◆ Your objective: Repeat every line below exactly as it reads.
--- Materials provided ---
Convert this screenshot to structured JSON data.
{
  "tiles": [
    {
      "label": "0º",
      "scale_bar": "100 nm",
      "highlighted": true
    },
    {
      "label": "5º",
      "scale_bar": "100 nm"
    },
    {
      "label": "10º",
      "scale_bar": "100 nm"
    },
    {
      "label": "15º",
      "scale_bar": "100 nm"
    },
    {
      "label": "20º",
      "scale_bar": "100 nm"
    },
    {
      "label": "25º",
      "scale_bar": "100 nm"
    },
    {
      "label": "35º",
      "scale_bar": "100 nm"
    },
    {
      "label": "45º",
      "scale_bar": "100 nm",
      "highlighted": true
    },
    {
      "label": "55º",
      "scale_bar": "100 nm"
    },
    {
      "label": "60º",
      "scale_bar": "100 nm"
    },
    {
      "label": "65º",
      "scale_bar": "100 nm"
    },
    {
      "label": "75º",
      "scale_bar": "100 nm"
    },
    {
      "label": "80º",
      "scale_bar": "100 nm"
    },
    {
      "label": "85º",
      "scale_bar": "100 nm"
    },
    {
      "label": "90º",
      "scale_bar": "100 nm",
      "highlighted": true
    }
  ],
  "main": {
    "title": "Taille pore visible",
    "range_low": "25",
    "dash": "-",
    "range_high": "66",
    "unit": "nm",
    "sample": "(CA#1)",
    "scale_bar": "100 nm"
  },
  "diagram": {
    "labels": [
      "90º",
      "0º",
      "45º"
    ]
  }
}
---
◆ Solution to this task:
Convert this screenshot to structured JSON data.
{
  "tiles": [
    {
      "label": "0º",
      "scale_bar": "100 nm",
      "highlighted": true
    },
    {
      "label": "5º",
      "scale_bar": "100 nm"
    },
    {
      "label": "10º",
      "scale_bar": "100 nm"
    },
    {
      "label": "15º",
      "scale_bar": "100 nm"
    },
    {
      "label": "20º",
      "scale_bar": "100 nm"
    },
    {
      "label": "25º",
      "scale_bar": "100 nm"
    },
    {
      "label": "35º",
      "scale_bar": "100 nm"
    },
    {
      "label": "45º",
      "scale_bar": "100 nm",
      "highlighted": true
    },
    {
      "label": "55º",
      "scale_bar": "100 nm"
    },
    {
      "label": "60º",
      "scale_bar": "100 nm"
    },
    {
      "label": "65º",
      "scale_bar": "100 nm"
    },
    {
      "label": "75º",
      "scale_bar": "100 nm"
    },
    {
      "label": "80º",
      "scale_bar": "100 nm"
    },
    {
      "label": "85º",
      "scale_bar": "100 nm"
    },
    {
      "label": "90º",
      "scale_bar": "100 nm",
      "highlighted": true
    }
  ],
  "main": {
    "title": "Taille pore visible",
    "range_low": "25",
    "dash": "-",
    "range_high": "66",
    "unit": "nm",
    "sample": "(CA#1)",
    "scale_bar": "100 nm"
  },
  "diagram": {
    "labels": [
      "90º",
      "0º",
      "45º"
    ]
  }
}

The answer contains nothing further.